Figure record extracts
══════════

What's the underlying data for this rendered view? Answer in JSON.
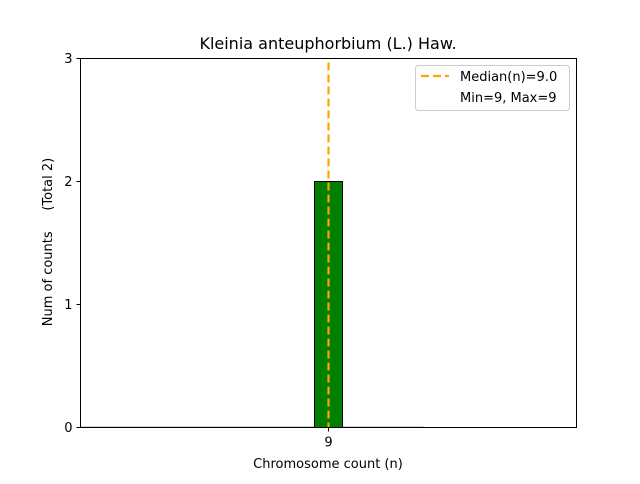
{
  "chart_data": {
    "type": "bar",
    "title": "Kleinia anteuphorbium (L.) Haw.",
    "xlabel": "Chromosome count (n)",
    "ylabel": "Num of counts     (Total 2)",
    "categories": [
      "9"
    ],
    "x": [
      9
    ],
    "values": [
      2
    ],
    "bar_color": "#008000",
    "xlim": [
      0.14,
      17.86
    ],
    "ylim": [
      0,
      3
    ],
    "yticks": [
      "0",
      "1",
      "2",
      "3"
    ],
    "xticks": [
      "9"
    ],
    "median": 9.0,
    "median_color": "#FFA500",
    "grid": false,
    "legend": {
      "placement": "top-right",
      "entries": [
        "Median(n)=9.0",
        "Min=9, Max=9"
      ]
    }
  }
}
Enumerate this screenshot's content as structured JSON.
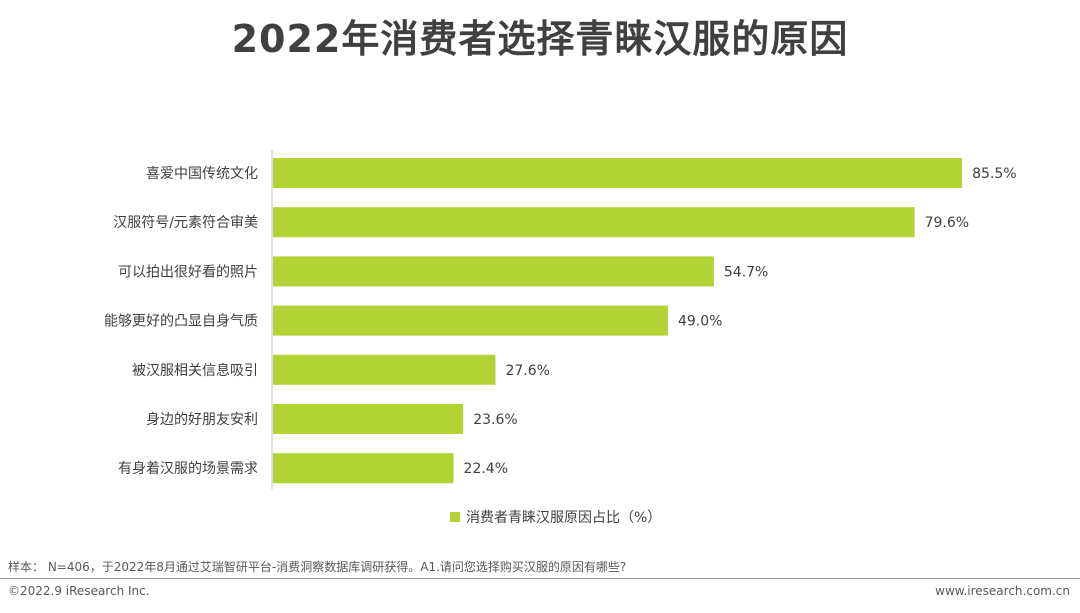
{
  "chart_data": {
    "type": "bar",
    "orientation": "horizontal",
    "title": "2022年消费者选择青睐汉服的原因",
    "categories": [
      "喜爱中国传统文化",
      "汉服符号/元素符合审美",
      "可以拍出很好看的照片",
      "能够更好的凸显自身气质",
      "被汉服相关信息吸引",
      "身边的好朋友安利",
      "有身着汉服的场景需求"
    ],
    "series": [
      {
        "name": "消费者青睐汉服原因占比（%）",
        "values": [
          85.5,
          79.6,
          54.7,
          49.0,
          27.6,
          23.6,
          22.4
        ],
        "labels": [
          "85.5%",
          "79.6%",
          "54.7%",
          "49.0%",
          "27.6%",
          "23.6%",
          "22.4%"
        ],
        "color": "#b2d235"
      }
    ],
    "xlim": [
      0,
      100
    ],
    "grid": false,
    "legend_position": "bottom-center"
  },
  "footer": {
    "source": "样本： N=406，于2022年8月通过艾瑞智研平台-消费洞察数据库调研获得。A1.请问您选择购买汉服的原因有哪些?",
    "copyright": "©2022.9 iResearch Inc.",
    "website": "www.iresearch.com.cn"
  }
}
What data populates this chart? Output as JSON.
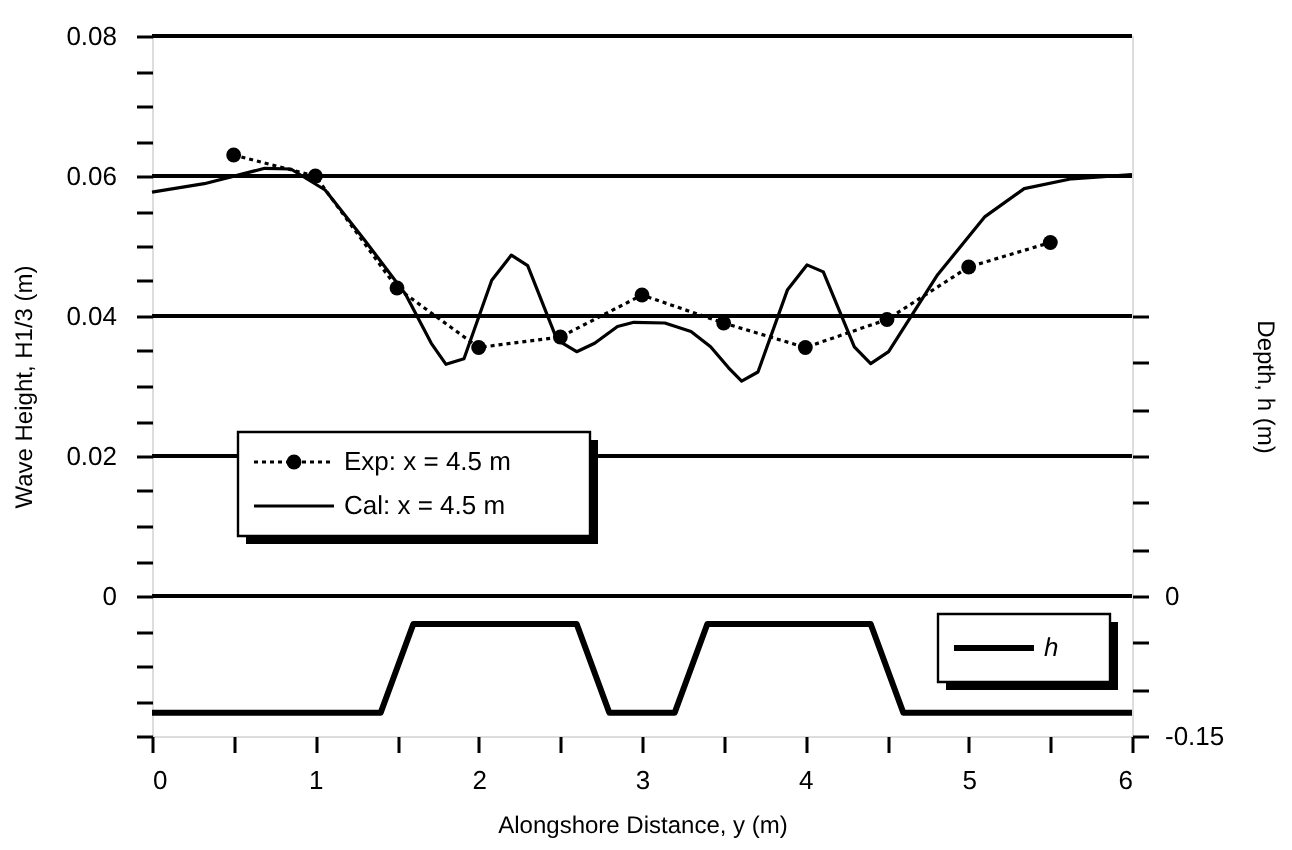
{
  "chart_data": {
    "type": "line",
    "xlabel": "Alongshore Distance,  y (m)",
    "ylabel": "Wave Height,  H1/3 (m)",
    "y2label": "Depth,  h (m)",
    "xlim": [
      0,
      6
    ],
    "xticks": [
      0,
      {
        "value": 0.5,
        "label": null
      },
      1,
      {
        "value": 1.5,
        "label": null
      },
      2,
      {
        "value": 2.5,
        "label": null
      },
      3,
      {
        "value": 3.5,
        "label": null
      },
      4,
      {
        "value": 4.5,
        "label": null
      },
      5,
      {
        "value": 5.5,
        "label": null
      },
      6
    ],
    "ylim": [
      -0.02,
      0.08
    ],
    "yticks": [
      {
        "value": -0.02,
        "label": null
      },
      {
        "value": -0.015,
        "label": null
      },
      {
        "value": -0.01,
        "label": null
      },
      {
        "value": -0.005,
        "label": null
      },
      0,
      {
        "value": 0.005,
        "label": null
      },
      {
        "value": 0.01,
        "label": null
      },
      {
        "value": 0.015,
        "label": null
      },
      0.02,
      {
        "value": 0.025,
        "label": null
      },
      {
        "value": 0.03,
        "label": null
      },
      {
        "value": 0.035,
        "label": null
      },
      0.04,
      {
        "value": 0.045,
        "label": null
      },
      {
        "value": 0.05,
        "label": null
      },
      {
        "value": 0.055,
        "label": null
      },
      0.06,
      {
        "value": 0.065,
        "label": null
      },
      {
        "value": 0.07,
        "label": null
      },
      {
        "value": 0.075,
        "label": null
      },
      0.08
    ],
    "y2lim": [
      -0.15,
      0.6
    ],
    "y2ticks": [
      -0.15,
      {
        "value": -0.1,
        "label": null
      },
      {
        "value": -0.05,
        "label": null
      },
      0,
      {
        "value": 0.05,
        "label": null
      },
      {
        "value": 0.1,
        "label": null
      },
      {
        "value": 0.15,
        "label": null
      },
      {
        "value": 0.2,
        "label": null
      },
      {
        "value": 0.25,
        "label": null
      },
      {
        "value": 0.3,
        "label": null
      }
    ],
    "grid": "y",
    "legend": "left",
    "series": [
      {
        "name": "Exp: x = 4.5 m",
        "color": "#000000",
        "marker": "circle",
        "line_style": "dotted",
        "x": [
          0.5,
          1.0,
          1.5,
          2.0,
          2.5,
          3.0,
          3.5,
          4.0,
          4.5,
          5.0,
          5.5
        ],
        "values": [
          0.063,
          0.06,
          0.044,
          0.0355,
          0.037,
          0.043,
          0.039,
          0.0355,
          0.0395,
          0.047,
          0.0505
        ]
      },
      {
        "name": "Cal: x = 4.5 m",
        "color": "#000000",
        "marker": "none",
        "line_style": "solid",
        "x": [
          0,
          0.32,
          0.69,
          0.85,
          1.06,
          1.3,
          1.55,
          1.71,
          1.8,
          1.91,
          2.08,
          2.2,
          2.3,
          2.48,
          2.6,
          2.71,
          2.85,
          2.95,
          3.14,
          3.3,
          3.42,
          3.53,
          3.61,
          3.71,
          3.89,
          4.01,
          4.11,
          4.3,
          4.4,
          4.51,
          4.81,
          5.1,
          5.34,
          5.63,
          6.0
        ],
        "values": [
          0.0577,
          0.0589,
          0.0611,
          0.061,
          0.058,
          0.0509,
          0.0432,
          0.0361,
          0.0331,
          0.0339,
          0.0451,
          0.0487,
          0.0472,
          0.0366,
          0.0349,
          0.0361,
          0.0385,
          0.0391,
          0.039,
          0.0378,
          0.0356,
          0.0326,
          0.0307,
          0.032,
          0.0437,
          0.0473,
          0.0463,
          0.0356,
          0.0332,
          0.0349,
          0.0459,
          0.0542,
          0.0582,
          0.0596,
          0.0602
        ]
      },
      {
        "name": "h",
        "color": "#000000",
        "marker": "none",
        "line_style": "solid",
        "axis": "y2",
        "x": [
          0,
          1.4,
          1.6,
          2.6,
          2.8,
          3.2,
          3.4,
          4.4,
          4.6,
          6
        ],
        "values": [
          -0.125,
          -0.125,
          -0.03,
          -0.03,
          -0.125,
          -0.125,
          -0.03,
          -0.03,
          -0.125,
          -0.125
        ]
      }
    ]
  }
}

══════════

### Short problem
Transcribe all the records above word for word, without their images.

### Solution to the problem
What's the underlying data for this rendered view? Answer in JSON.
{
  "chart_data": {
    "type": "bar",
    "title": "Kleinia anteuphorbium (L.) Haw.",
    "xlabel": "Chromosome count (n)",
    "ylabel": "Num of counts     (Total 2)",
    "categories": [
      "9"
    ],
    "x": [
      9
    ],
    "values": [
      2
    ],
    "bar_color": "#008000",
    "xlim": [
      0.14,
      17.86
    ],
    "ylim": [
      0,
      3
    ],
    "yticks": [
      "0",
      "1",
      "2",
      "3"
    ],
    "xticks": [
      "9"
    ],
    "median": 9.0,
    "median_color": "#FFA500",
    "grid": false,
    "legend": {
      "placement": "top-right",
      "entries": [
        "Median(n)=9.0",
        "Min=9, Max=9"
      ]
    }
  }
}
Enumerate this screenshot's content as structured JSON.
{
  "chart_data": {
    "type": "bar",
    "orientation": "horizontal",
    "title": "2022年消费者选择青睐汉服的原因",
    "categories": [
      "喜爱中国传统文化",
      "汉服符号/元素符合审美",
      "可以拍出很好看的照片",
      "能够更好的凸显自身气质",
      "被汉服相关信息吸引",
      "身边的好朋友安利",
      "有身着汉服的场景需求"
    ],
    "series": [
      {
        "name": "消费者青睐汉服原因占比（%）",
        "values": [
          85.5,
          79.6,
          54.7,
          49.0,
          27.6,
          23.6,
          22.4
        ],
        "labels": [
          "85.5%",
          "79.6%",
          "54.7%",
          "49.0%",
          "27.6%",
          "23.6%",
          "22.4%"
        ],
        "color": "#b2d235"
      }
    ],
    "xlim": [
      0,
      100
    ],
    "grid": false,
    "legend_position": "bottom-center"
  },
  "footer": {
    "source": "样本： N=406，于2022年8月通过艾瑞智研平台-消费洞察数据库调研获得。A1.请问您选择购买汉服的原因有哪些?",
    "copyright": "©2022.9 iResearch Inc.",
    "website": "www.iresearch.com.cn"
  }
}
What data populates this chart? Output as JSON.
{
  "chart_data": {
    "type": "line",
    "xlabel": "Alongshore Distance,  y (m)",
    "ylabel": "Wave Height,  H1/3 (m)",
    "y2label": "Depth,  h (m)",
    "xlim": [
      0,
      6
    ],
    "xticks": [
      0,
      {
        "value": 0.5,
        "label": null
      },
      1,
      {
        "value": 1.5,
        "label": null
      },
      2,
      {
        "value": 2.5,
        "label": null
      },
      3,
      {
        "value": 3.5,
        "label": null
      },
      4,
      {
        "value": 4.5,
        "label": null
      },
      5,
      {
        "value": 5.5,
        "label": null
      },
      6
    ],
    "ylim": [
      -0.02,
      0.08
    ],
    "yticks": [
      {
        "value": -0.02,
        "label": null
      },
      {
        "value": -0.015,
        "label": null
      },
      {
        "value": -0.01,
        "label": null
      },
      {
        "value": -0.005,
        "label": null
      },
      0,
      {
        "value": 0.005,
        "label": null
      },
      {
        "value": 0.01,
        "label": null
      },
      {
        "value": 0.015,
        "label": null
      },
      0.02,
      {
        "value": 0.025,
        "label": null
      },
      {
        "value": 0.03,
        "label": null
      },
      {
        "value": 0.035,
        "label": null
      },
      0.04,
      {
        "value": 0.045,
        "label": null
      },
      {
        "value": 0.05,
        "label": null
      },
      {
        "value": 0.055,
        "label": null
      },
      0.06,
      {
        "value": 0.065,
        "label": null
      },
      {
        "value": 0.07,
        "label": null
      },
      {
        "value": 0.075,
        "label": null
      },
      0.08
    ],
    "y2lim": [
      -0.15,
      0.6
    ],
    "y2ticks": [
      -0.15,
      {
        "value": -0.1,
        "label": null
      },
      {
        "value": -0.05,
        "label": null
      },
      0,
      {
        "value": 0.05,
        "label": null
      },
      {
        "value": 0.1,
        "label": null
      },
      {
        "value": 0.15,
        "label": null
      },
      {
        "value": 0.2,
        "label": null
      },
      {
        "value": 0.25,
        "label": null
      },
      {
        "value": 0.3,
        "label": null
      }
    ],
    "grid": "y",
    "legend": "left",
    "series": [
      {
        "name": "Exp: x = 4.5 m",
        "color": "#000000",
        "marker": "circle",
        "line_style": "dotted",
        "x": [
          0.5,
          1.0,
          1.5,
          2.0,
          2.5,
          3.0,
          3.5,
          4.0,
          4.5,
          5.0,
          5.5
        ],
        "values": [
          0.063,
          0.06,
          0.044,
          0.0355,
          0.037,
          0.043,
          0.039,
          0.0355,
          0.0395,
          0.047,
          0.0505
        ]
      },
      {
        "name": "Cal: x = 4.5 m",
        "color": "#000000",
        "marker": "none",
        "line_style": "solid",
        "x": [
          0,
          0.32,
          0.69,
          0.85,
          1.06,
          1.3,
          1.55,
          1.71,
          1.8,
          1.91,
          2.08,
          2.2,
          2.3,
          2.48,
          2.6,
          2.71,
          2.85,
          2.95,
          3.14,
          3.3,
          3.42,
          3.53,
          3.61,
          3.71,
          3.89,
          4.01,
          4.11,
          4.3,
          4.4,
          4.51,
          4.81,
          5.1,
          5.34,
          5.63,
          6.0
        ],
        "values": [
          0.0577,
          0.0589,
          0.0611,
          0.061,
          0.058,
          0.0509,
          0.0432,
          0.0361,
          0.0331,
          0.0339,
          0.0451,
          0.0487,
          0.0472,
          0.0366,
          0.0349,
          0.0361,
          0.0385,
          0.0391,
          0.039,
          0.0378,
          0.0356,
          0.0326,
          0.0307,
          0.032,
          0.0437,
          0.0473,
          0.0463,
          0.0356,
          0.0332,
          0.0349,
          0.0459,
          0.0542,
          0.0582,
          0.0596,
          0.0602
        ]
      },
      {
        "name": "h",
        "color": "#000000",
        "marker": "none",
        "line_style": "solid",
        "axis": "y2",
        "x": [
          0,
          1.4,
          1.6,
          2.6,
          2.8,
          3.2,
          3.4,
          4.4,
          4.6,
          6
        ],
        "values": [
          -0.125,
          -0.125,
          -0.03,
          -0.03,
          -0.125,
          -0.125,
          -0.03,
          -0.03,
          -0.125,
          -0.125
        ]
      }
    ]
  }
}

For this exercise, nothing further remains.